*Set task*. Look for the string "menjadi" and copy every line that has it.

Stored data entries
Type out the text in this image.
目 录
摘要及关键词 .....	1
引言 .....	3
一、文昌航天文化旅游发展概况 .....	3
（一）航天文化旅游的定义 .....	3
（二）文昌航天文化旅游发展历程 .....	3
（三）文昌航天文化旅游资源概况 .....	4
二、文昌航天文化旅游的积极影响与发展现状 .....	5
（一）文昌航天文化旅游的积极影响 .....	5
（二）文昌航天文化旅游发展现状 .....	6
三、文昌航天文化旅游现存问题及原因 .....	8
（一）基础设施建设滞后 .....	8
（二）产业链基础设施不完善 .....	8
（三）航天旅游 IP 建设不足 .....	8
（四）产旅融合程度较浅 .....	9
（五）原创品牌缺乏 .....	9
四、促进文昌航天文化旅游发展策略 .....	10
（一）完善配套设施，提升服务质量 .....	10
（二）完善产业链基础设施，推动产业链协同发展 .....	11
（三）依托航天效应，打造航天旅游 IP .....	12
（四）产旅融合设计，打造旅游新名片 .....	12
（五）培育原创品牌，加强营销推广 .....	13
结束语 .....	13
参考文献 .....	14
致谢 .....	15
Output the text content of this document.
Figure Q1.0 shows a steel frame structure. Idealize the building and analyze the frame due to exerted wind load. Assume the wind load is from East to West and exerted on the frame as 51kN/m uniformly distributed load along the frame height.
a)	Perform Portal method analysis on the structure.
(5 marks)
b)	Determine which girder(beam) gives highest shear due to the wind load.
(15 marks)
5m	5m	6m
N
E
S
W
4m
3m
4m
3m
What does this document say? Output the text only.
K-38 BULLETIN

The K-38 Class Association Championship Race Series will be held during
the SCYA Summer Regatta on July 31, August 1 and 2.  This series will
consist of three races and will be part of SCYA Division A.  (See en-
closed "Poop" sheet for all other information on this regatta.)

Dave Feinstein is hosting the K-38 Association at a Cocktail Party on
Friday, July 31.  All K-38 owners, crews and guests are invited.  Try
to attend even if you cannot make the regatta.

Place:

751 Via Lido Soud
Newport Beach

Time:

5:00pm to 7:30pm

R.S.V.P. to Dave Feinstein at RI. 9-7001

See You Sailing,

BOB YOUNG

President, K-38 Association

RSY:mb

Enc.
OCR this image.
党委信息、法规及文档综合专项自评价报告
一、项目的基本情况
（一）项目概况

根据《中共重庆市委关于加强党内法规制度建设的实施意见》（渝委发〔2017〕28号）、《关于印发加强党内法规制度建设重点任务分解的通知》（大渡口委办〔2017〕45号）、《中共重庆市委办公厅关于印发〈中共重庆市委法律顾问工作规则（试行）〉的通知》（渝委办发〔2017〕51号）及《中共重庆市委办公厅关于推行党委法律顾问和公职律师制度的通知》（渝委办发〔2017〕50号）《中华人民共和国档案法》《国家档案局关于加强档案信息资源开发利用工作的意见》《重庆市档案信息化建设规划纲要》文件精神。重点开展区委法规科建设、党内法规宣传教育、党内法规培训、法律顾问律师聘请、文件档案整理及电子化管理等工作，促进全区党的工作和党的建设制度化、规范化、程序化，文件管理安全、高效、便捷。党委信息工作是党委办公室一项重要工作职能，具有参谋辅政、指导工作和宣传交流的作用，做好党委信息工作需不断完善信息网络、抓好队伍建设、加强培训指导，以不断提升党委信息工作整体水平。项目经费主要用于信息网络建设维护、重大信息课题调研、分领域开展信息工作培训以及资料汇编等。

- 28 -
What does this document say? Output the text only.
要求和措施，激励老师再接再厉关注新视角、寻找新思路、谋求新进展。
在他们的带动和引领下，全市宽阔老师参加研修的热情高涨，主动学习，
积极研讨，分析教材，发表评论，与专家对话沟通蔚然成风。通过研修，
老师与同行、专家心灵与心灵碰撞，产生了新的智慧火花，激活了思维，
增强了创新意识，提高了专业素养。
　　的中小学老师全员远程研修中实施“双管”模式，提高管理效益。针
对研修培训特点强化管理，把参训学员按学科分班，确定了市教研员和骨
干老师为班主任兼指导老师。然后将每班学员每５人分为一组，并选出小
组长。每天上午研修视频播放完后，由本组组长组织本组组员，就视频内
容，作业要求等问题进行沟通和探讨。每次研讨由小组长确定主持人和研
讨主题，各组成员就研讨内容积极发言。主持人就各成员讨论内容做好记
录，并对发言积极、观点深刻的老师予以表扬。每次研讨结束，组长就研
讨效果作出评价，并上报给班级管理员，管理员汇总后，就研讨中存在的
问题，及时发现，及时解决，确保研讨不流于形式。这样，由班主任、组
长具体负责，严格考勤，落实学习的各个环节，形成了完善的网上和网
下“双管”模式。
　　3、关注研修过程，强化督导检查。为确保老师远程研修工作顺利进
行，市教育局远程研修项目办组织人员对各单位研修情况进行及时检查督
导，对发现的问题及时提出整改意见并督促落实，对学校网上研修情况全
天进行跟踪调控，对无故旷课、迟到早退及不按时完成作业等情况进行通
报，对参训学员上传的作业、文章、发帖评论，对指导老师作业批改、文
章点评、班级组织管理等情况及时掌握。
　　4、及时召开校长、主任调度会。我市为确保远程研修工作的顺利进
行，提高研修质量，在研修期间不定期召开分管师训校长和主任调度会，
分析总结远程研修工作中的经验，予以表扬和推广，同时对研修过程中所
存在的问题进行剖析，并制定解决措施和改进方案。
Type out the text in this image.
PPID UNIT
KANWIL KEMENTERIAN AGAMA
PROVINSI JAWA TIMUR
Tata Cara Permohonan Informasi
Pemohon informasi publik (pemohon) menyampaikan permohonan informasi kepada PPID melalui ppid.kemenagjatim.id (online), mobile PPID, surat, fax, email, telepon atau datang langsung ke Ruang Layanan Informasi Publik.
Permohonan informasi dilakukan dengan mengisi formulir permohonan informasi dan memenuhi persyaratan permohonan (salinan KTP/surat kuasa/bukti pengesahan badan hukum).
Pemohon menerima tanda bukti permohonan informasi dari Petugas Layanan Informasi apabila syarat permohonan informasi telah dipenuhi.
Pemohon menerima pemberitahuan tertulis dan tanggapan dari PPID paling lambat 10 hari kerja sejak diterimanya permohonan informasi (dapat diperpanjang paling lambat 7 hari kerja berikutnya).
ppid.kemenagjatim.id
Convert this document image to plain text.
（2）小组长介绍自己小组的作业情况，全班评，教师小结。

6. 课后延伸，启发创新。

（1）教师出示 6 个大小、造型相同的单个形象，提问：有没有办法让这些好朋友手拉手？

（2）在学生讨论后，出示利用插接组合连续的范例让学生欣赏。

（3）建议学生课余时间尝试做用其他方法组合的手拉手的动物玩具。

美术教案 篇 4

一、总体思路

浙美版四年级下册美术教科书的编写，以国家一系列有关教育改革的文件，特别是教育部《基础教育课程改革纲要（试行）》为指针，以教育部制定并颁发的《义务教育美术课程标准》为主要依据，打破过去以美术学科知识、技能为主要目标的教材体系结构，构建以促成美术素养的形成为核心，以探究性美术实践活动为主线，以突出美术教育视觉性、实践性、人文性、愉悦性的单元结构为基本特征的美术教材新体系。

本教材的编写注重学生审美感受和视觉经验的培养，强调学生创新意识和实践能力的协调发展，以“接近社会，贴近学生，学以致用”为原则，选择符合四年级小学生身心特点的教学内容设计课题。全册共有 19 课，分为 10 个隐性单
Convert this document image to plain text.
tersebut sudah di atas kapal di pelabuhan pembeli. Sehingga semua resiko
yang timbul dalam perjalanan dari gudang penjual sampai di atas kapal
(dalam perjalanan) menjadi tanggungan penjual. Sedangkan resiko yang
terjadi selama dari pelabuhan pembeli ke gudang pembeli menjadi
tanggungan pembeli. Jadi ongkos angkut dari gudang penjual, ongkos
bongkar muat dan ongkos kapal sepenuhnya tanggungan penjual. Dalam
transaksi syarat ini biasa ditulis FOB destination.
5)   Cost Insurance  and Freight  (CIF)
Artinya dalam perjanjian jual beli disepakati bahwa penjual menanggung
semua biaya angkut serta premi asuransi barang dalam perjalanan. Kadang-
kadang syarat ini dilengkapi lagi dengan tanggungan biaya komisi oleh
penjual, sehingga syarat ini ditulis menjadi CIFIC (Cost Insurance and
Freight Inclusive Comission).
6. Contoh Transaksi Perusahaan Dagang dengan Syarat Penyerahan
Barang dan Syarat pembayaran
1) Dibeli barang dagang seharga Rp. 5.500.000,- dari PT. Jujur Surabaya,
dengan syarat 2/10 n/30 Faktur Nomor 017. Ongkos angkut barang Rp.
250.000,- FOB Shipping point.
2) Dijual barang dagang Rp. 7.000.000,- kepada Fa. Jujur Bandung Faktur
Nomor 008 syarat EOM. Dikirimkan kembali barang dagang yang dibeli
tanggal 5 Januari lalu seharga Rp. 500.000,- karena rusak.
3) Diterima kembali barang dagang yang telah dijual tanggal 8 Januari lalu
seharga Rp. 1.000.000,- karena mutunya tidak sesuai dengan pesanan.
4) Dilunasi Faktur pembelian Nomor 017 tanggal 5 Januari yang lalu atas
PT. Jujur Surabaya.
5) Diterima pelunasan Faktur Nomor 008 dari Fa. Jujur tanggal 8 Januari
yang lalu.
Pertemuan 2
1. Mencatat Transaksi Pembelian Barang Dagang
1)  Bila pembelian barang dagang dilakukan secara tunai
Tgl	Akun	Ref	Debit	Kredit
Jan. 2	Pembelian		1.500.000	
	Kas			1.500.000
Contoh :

*Reply*.
(dalam perjalanan) menjadi tanggungan penjual. Sedangkan resiko yang
terjadi selama dari pelabuhan pembeli ke gudang pembeli menjadi
penjual, sehingga syarat ini ditulis menjadi CIFIC (Cost Insurance and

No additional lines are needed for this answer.